- [Set task]
Please convert every line of the items below into a JSON list of strings, one string per line, skipping blank lines and leaving out the pictures.

- [Data in this exercise]
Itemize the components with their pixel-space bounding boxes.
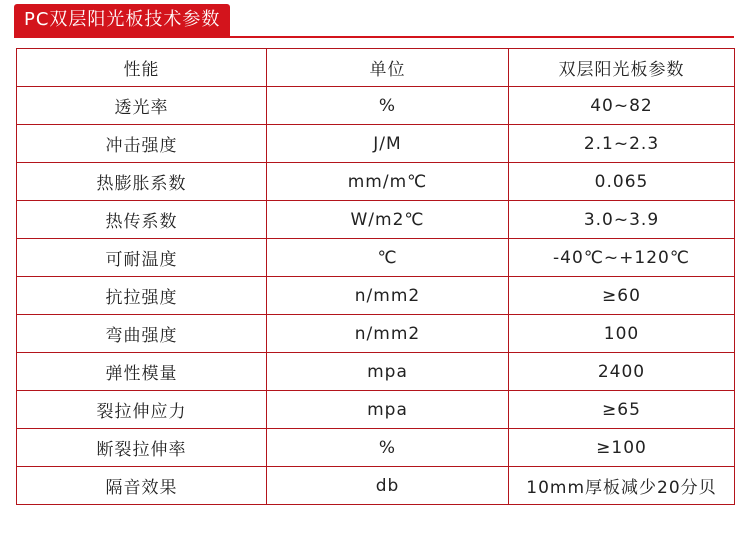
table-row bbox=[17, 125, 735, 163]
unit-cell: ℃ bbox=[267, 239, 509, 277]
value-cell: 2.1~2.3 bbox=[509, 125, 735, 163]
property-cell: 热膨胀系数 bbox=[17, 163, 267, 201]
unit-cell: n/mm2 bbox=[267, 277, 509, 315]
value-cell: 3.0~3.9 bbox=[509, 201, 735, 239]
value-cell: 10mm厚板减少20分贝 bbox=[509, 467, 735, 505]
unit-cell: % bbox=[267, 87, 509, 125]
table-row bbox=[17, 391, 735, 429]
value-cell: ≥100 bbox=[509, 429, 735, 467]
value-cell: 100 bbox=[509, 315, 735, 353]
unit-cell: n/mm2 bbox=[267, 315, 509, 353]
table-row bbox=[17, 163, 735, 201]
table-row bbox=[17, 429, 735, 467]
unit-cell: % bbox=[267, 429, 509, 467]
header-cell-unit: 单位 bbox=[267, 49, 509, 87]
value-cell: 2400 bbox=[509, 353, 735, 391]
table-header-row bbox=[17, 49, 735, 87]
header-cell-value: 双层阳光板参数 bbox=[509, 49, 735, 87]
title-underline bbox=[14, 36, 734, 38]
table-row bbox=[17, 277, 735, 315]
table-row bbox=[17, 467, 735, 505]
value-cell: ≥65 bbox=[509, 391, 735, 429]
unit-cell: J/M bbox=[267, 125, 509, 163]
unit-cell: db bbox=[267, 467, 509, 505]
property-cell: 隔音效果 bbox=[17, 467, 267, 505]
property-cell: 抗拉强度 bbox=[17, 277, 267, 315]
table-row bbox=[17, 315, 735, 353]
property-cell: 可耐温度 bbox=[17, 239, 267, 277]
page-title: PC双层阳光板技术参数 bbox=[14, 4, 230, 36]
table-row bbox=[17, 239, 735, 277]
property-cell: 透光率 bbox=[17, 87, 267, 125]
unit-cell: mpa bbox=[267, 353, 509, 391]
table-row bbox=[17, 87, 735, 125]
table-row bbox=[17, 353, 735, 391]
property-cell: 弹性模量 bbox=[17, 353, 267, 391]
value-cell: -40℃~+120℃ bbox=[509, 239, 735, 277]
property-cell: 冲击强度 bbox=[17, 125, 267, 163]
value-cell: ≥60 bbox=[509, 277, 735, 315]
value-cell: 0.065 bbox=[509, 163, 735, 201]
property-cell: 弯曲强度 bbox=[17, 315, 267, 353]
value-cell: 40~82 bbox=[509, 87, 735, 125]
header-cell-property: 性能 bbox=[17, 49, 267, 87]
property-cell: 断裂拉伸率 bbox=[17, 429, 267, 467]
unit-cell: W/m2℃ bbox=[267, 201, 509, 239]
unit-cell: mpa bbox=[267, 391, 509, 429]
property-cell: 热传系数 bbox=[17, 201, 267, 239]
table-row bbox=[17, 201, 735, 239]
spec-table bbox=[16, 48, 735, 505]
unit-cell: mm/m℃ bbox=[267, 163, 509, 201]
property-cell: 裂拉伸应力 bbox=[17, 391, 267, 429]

- [Task response]
[
  "Itemize the components with their pixel-space bounding boxes.",
  "table-row bbox=[17, 125, 735, 163]",
  "unit-cell: ℃ bbox=[267, 239, 509, 277]",
  "value-cell: 2.1~2.3 bbox=[509, 125, 735, 163]",
  "property-cell: 热膨胀系数 bbox=[17, 163, 267, 201]",
  "unit-cell: n/mm2 bbox=[267, 277, 509, 315]",
  "value-cell: 3.0~3.9 bbox=[509, 201, 735, 239]",
  "value-cell: 10mm厚板减少20分贝 bbox=[509, 467, 735, 505]",
  "unit-cell: % bbox=[267, 87, 509, 125]",
  "table-row bbox=[17, 391, 735, 429]",
  "value-cell: ≥100 bbox=[509, 429, 735, 467]",
  "value-cell: 100 bbox=[509, 315, 735, 353]",
  "unit-cell: n/mm2 bbox=[267, 315, 509, 353]",
  "table-row bbox=[17, 163, 735, 201]",
  "table-row bbox=[17, 429, 735, 467]",
  "unit-cell: % bbox=[267, 429, 509, 467]",
  "header-cell-unit: 单位 bbox=[267, 49, 509, 87]",
  "value-cell: 2400 bbox=[509, 353, 735, 391]",
  "table-header-row bbox=[17, 49, 735, 87]",
  "header-cell-value: 双层阳光板参数 bbox=[509, 49, 735, 87]",
  "title-underline bbox=[14, 36, 734, 38]",
  "table-row bbox=[17, 277, 735, 315]",
  "table-row bbox=[17, 467, 735, 505]",
  "value-cell: ≥65 bbox=[509, 391, 735, 429]",
  "unit-cell: J/M bbox=[267, 125, 509, 163]",
  "unit-cell: db bbox=[267, 467, 509, 505]",
  "property-cell: 隔音效果 bbox=[17, 467, 267, 505]",
  "property-cell: 抗拉强度 bbox=[17, 277, 267, 315]",
  "table-row bbox=[17, 315, 735, 353]",
  "property-cell: 可耐温度 bbox=[17, 239, 267, 277]",
  "page-title: PC双层阳光板技术参数 bbox=[14, 4, 230, 36]",
  "table-row bbox=[17, 239, 735, 277]",
  "property-cell: 透光率 bbox=[17, 87, 267, 125]",
  "unit-cell: mpa bbox=[267, 353, 509, 391]",
  "table-row bbox=[17, 87, 735, 125]",
  "table-row bbox=[17, 353, 735, 391]",
  "property-cell: 弹性模量 bbox=[17, 353, 267, 391]",
  "value-cell: -40℃~+120℃ bbox=[509, 239, 735, 277]",
  "property-cell: 冲击强度 bbox=[17, 125, 267, 163]",
  "value-cell: ≥60 bbox=[509, 277, 735, 315]",
  "value-cell: 0.065 bbox=[509, 163, 735, 201]",
  "property-cell: 弯曲强度 bbox=[17, 315, 267, 353]",
  "value-cell: 40~82 bbox=[509, 87, 735, 125]",
  "header-cell-property: 性能 bbox=[17, 49, 267, 87]",
  "property-cell: 断裂拉伸率 bbox=[17, 429, 267, 467]",
  "unit-cell: W/m2℃ bbox=[267, 201, 509, 239]",
  "unit-cell: mpa bbox=[267, 391, 509, 429]",
  "property-cell: 热传系数 bbox=[17, 201, 267, 239]",
  "table-row bbox=[17, 201, 735, 239]",
  "spec-table bbox=[16, 48, 735, 505]",
  "unit-cell: mm/m℃ bbox=[267, 163, 509, 201]",
  "property-cell: 裂拉伸应力 bbox=[17, 391, 267, 429]"
]